* [WORK TO DO]: Filter out everything except lines holding "plazo".

** Start of RECORD EXTRACTS **

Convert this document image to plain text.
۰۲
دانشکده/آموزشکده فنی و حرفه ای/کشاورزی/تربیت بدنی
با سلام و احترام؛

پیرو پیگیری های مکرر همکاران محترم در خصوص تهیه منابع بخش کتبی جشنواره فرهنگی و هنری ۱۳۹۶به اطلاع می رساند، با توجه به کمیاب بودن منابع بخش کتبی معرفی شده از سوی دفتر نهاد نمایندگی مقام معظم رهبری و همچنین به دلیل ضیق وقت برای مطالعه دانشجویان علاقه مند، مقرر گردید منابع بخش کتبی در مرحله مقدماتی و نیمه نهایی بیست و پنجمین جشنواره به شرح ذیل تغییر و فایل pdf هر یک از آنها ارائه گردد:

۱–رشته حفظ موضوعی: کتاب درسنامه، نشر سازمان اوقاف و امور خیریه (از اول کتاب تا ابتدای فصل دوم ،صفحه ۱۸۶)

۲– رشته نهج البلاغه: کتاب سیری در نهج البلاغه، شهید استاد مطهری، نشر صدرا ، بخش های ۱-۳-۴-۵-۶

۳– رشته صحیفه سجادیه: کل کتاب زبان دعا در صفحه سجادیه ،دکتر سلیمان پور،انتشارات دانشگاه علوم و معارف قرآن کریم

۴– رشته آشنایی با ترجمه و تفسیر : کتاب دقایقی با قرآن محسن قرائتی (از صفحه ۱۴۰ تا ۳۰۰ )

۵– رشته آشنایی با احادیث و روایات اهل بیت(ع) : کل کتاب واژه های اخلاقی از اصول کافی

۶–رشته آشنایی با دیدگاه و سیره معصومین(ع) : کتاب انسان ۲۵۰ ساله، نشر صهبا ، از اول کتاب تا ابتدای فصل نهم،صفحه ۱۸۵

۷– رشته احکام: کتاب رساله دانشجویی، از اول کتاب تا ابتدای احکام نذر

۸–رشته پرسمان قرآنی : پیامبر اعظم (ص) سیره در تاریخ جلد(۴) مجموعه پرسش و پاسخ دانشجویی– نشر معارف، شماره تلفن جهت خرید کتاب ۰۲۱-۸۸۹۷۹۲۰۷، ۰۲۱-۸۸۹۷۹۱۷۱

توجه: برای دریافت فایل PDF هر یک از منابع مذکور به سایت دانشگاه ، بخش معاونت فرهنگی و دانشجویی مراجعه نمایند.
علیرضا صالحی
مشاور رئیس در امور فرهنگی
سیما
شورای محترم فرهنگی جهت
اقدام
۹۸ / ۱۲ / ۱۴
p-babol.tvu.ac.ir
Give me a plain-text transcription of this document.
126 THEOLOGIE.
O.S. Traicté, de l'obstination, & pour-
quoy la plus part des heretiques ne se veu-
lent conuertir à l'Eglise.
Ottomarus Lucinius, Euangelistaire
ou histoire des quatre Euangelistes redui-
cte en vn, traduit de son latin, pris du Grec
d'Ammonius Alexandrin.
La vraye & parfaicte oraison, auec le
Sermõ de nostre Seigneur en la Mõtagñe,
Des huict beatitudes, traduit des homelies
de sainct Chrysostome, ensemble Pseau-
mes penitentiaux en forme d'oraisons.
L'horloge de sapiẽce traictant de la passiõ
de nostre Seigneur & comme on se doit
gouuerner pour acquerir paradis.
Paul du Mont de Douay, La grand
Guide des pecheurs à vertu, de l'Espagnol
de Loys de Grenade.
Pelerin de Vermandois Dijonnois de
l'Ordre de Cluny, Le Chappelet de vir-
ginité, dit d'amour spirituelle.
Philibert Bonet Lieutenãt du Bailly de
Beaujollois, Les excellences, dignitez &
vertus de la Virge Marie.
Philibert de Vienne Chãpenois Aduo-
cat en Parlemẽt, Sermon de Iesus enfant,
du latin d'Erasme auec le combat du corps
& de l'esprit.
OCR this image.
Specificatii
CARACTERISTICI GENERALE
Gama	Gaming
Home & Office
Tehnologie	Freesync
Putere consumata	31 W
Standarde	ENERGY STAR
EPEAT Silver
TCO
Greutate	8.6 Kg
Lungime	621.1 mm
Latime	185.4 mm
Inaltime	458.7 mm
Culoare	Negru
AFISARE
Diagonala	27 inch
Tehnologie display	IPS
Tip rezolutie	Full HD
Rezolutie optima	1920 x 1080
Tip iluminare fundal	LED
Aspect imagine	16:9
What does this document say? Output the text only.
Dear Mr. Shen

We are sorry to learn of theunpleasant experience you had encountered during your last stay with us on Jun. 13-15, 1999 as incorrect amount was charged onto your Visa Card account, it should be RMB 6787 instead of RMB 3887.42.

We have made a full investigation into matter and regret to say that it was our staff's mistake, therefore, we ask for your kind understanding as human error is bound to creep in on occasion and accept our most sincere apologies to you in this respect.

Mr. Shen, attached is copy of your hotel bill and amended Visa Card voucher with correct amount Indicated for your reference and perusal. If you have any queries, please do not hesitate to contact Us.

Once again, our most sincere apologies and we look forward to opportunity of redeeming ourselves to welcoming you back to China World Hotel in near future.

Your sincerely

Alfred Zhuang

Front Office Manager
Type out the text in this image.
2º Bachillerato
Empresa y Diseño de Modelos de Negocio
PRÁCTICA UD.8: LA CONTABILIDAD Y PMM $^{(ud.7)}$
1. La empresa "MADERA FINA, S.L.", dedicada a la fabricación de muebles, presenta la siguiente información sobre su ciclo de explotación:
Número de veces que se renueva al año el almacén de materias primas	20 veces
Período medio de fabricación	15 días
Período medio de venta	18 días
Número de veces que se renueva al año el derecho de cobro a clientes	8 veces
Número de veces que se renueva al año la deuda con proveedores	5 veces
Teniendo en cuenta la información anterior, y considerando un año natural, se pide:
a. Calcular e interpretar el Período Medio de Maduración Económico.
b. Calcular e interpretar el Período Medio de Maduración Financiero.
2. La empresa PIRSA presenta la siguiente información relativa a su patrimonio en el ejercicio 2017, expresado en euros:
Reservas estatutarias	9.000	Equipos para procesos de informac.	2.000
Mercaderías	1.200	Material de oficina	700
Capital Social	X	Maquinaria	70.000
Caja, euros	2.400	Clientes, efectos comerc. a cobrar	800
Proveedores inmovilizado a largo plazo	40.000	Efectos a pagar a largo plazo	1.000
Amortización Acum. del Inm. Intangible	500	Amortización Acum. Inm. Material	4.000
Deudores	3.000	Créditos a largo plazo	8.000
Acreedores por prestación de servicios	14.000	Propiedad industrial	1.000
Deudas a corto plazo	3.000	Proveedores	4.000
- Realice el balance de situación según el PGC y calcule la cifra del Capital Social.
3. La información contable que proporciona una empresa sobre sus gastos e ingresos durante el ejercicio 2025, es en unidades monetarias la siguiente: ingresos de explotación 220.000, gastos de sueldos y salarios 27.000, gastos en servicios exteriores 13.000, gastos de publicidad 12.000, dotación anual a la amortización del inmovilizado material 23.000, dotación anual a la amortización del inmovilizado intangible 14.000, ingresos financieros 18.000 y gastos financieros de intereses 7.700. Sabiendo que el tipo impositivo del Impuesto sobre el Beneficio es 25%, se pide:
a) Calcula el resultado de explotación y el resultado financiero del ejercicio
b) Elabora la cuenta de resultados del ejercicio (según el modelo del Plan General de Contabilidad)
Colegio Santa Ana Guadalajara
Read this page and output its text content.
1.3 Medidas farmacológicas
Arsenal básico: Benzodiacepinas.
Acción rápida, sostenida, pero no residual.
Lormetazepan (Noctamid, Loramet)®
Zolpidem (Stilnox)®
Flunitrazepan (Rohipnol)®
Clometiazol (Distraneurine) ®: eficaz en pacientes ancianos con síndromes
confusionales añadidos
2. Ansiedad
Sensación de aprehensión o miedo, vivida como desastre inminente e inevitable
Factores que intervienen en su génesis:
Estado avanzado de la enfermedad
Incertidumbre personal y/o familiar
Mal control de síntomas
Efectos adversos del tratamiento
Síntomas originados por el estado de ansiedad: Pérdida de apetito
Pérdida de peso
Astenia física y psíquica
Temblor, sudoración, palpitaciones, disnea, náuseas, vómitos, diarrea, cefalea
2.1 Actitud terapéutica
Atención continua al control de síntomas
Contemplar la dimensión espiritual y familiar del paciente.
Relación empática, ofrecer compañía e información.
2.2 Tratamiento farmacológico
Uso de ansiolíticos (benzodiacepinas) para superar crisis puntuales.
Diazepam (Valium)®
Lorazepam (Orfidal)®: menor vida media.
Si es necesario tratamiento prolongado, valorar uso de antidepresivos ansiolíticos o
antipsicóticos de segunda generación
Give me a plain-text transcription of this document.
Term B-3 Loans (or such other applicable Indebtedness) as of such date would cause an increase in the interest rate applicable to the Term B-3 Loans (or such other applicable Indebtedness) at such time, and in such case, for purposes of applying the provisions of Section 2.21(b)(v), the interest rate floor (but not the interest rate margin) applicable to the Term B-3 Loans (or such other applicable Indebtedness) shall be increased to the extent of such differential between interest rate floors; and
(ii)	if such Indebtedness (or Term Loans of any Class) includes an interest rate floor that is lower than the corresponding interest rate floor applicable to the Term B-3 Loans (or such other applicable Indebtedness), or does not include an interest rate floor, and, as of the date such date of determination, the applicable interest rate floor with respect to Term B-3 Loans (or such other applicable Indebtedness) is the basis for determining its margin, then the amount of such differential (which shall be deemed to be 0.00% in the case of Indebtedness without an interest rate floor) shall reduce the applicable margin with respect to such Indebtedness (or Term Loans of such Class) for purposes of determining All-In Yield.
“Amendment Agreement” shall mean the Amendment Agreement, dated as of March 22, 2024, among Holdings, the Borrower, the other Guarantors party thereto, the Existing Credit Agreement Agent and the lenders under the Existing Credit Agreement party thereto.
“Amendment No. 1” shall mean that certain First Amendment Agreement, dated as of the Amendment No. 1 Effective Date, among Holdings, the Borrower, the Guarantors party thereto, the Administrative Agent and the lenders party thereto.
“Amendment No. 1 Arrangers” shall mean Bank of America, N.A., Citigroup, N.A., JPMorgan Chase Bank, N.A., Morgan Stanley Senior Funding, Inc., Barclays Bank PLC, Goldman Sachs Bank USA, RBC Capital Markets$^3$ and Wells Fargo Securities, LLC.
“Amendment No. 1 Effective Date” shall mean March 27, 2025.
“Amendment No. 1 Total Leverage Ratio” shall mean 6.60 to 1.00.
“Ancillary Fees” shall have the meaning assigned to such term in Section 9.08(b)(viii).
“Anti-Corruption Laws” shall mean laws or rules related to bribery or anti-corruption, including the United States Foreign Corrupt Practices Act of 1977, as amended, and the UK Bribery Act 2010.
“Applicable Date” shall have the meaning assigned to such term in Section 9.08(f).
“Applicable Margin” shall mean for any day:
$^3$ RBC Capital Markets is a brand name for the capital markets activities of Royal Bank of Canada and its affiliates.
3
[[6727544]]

** End of RECORD EXTRACTS **

* [SOLUTION TO THIS EXERCISE]:
Proveedores inmovilizado a largo plazo	40.000	Efectos a pagar a largo plazo	1.000
Deudores	3.000	Créditos a largo plazo	8.000
Deudas a corto plazo	3.000	Proveedores	4.000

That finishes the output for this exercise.